* **The task**: Exactly repeat the full listing that follows.

►

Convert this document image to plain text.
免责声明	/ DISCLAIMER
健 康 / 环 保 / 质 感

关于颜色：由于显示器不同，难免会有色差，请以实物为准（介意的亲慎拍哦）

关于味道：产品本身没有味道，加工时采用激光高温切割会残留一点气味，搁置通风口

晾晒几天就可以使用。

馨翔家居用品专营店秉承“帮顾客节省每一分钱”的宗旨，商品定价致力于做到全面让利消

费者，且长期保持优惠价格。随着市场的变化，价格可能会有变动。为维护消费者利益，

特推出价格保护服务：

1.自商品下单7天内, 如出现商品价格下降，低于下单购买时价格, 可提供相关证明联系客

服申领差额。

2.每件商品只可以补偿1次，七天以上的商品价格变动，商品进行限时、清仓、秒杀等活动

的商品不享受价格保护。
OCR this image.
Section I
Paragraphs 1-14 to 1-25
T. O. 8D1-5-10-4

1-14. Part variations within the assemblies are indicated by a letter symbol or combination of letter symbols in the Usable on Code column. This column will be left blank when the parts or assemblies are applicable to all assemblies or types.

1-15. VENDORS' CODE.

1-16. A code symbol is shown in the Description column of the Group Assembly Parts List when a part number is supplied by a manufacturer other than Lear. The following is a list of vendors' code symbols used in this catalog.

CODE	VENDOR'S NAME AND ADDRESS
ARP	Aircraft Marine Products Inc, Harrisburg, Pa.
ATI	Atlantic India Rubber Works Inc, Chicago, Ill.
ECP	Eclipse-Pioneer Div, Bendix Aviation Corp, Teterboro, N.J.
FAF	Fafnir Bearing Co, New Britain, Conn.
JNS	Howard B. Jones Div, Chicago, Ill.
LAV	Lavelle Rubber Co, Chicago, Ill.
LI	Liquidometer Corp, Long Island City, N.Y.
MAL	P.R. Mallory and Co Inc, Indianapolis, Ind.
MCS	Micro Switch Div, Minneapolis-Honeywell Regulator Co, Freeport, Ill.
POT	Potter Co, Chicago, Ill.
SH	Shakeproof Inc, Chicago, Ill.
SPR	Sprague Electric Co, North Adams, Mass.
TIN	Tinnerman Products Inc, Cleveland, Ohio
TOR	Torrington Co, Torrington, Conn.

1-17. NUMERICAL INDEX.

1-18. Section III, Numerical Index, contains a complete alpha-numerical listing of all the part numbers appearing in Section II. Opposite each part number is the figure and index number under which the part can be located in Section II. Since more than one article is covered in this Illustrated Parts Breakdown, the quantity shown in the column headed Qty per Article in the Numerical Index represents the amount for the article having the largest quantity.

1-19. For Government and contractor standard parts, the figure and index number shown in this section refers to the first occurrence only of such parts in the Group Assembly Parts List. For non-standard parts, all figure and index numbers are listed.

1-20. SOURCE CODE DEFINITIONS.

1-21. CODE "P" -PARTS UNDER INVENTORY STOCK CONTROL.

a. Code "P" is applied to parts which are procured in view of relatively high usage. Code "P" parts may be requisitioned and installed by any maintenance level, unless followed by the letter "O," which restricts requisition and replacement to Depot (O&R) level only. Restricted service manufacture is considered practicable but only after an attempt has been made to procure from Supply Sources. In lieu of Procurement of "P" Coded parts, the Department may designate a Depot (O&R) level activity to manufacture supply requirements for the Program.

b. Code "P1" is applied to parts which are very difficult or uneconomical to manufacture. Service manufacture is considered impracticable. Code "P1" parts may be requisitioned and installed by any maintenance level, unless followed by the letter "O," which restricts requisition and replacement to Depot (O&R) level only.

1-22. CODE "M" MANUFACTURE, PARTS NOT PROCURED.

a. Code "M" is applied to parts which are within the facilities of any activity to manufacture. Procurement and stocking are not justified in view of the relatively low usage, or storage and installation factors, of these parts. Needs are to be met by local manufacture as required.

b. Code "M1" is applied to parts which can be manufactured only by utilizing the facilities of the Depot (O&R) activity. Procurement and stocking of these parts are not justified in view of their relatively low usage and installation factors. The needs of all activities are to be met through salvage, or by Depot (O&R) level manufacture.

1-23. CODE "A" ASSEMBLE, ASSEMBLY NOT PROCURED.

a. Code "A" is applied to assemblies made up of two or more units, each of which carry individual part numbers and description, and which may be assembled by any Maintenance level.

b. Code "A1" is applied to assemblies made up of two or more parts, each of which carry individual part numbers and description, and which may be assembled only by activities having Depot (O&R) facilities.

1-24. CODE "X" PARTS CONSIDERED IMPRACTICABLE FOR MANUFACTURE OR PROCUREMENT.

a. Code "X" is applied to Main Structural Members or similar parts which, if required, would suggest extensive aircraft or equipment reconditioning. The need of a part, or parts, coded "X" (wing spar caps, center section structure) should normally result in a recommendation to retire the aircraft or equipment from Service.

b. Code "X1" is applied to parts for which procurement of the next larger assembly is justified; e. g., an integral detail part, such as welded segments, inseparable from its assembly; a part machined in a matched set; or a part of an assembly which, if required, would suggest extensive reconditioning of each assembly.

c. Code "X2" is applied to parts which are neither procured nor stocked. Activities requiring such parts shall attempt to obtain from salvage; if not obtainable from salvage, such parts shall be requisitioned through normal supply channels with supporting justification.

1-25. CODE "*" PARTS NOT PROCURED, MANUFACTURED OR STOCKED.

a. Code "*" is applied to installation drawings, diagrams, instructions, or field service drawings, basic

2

◄

* **Task output**:
Convert this document image to plain text.
免责声明	/ DISCLAIMER
健 康 / 环 保 / 质 感

关于颜色：由于显示器不同，难免会有色差，请以实物为准（介意的亲慎拍哦）

关于味道：产品本身没有味道，加工时采用激光高温切割会残留一点气味，搁置通风口

晾晒几天就可以使用。

馨翔家居用品专营店秉承“帮顾客节省每一分钱”的宗旨，商品定价致力于做到全面让利消

费者，且长期保持优惠价格。随着市场的变化，价格可能会有变动。为维护消费者利益，

特推出价格保护服务：

1.自商品下单7天内, 如出现商品价格下降，低于下单购买时价格, 可提供相关证明联系客

服申领差额。

2.每件商品只可以补偿1次，七天以上的商品价格变动，商品进行限时、清仓、秒杀等活动

的商品不享受价格保护。
OCR this image.
Section I
Paragraphs 1-14 to 1-25
T. O. 8D1-5-10-4

1-14. Part variations within the assemblies are indicated by a letter symbol or combination of letter symbols in the Usable on Code column. This column will be left blank when the parts or assemblies are applicable to all assemblies or types.

1-15. VENDORS' CODE.

1-16. A code symbol is shown in the Description column of the Group Assembly Parts List when a part number is supplied by a manufacturer other than Lear. The following is a list of vendors' code symbols used in this catalog.

CODE	VENDOR'S NAME AND ADDRESS
ARP	Aircraft Marine Products Inc, Harrisburg, Pa.
ATI	Atlantic India Rubber Works Inc, Chicago, Ill.
ECP	Eclipse-Pioneer Div, Bendix Aviation Corp, Teterboro, N.J.
FAF	Fafnir Bearing Co, New Britain, Conn.
JNS	Howard B. Jones Div, Chicago, Ill.
LAV	Lavelle Rubber Co, Chicago, Ill.
LI	Liquidometer Corp, Long Island City, N.Y.
MAL	P.R. Mallory and Co Inc, Indianapolis, Ind.
MCS	Micro Switch Div, Minneapolis-Honeywell Regulator Co, Freeport, Ill.
POT	Potter Co, Chicago, Ill.
SH	Shakeproof Inc, Chicago, Ill.
SPR	Sprague Electric Co, North Adams, Mass.
TIN	Tinnerman Products Inc, Cleveland, Ohio
TOR	Torrington Co, Torrington, Conn.

1-17. NUMERICAL INDEX.

1-18. Section III, Numerical Index, contains a complete alpha-numerical listing of all the part numbers appearing in Section II. Opposite each part number is the figure and index number under which the part can be located in Section II. Since more than one article is covered in this Illustrated Parts Breakdown, the quantity shown in the column headed Qty per Article in the Numerical Index represents the amount for the article having the largest quantity.

1-19. For Government and contractor standard parts, the figure and index number shown in this section refers to the first occurrence only of such parts in the Group Assembly Parts List. For non-standard parts, all figure and index numbers are listed.

1-20. SOURCE CODE DEFINITIONS.

1-21. CODE "P" -PARTS UNDER INVENTORY STOCK CONTROL.

a. Code "P" is applied to parts which are procured in view of relatively high usage. Code "P" parts may be requisitioned and installed by any maintenance level, unless followed by the letter "O," which restricts requisition and replacement to Depot (O&R) level only. Restricted service manufacture is considered practicable but only after an attempt has been made to procure from Supply Sources. In lieu of Procurement of "P" Coded parts, the Department may designate a Depot (O&R) level activity to manufacture supply requirements for the Program.

b. Code "P1" is applied to parts which are very difficult or uneconomical to manufacture. Service manufacture is considered impracticable. Code "P1" parts may be requisitioned and installed by any maintenance level, unless followed by the letter "O," which restricts requisition and replacement to Depot (O&R) level only.

1-22. CODE "M" MANUFACTURE, PARTS NOT PROCURED.

a. Code "M" is applied to parts which are within the facilities of any activity to manufacture. Procurement and stocking are not justified in view of the relatively low usage, or storage and installation factors, of these parts. Needs are to be met by local manufacture as required.

b. Code "M1" is applied to parts which can be manufactured only by utilizing the facilities of the Depot (O&R) activity. Procurement and stocking of these parts are not justified in view of their relatively low usage and installation factors. The needs of all activities are to be met through salvage, or by Depot (O&R) level manufacture.

1-23. CODE "A" ASSEMBLE, ASSEMBLY NOT PROCURED.

a. Code "A" is applied to assemblies made up of two or more units, each of which carry individual part numbers and description, and which may be assembled by any Maintenance level.

b. Code "A1" is applied to assemblies made up of two or more parts, each of which carry individual part numbers and description, and which may be assembled only by activities having Depot (O&R) facilities.

1-24. CODE "X" PARTS CONSIDERED IMPRACTICABLE FOR MANUFACTURE OR PROCUREMENT.

a. Code "X" is applied to Main Structural Members or similar parts which, if required, would suggest extensive aircraft or equipment reconditioning. The need of a part, or parts, coded "X" (wing spar caps, center section structure) should normally result in a recommendation to retire the aircraft or equipment from Service.

b. Code "X1" is applied to parts for which procurement of the next larger assembly is justified; e. g., an integral detail part, such as welded segments, inseparable from its assembly; a part machined in a matched set; or a part of an assembly which, if required, would suggest extensive reconditioning of each assembly.

c. Code "X2" is applied to parts which are neither procured nor stocked. Activities requiring such parts shall attempt to obtain from salvage; if not obtainable from salvage, such parts shall be requisitioned through normal supply channels with supporting justification.

1-25. CODE "*" PARTS NOT PROCURED, MANUFACTURED OR STOCKED.

a. Code "*" is applied to installation drawings, diagrams, instructions, or field service drawings, basic

2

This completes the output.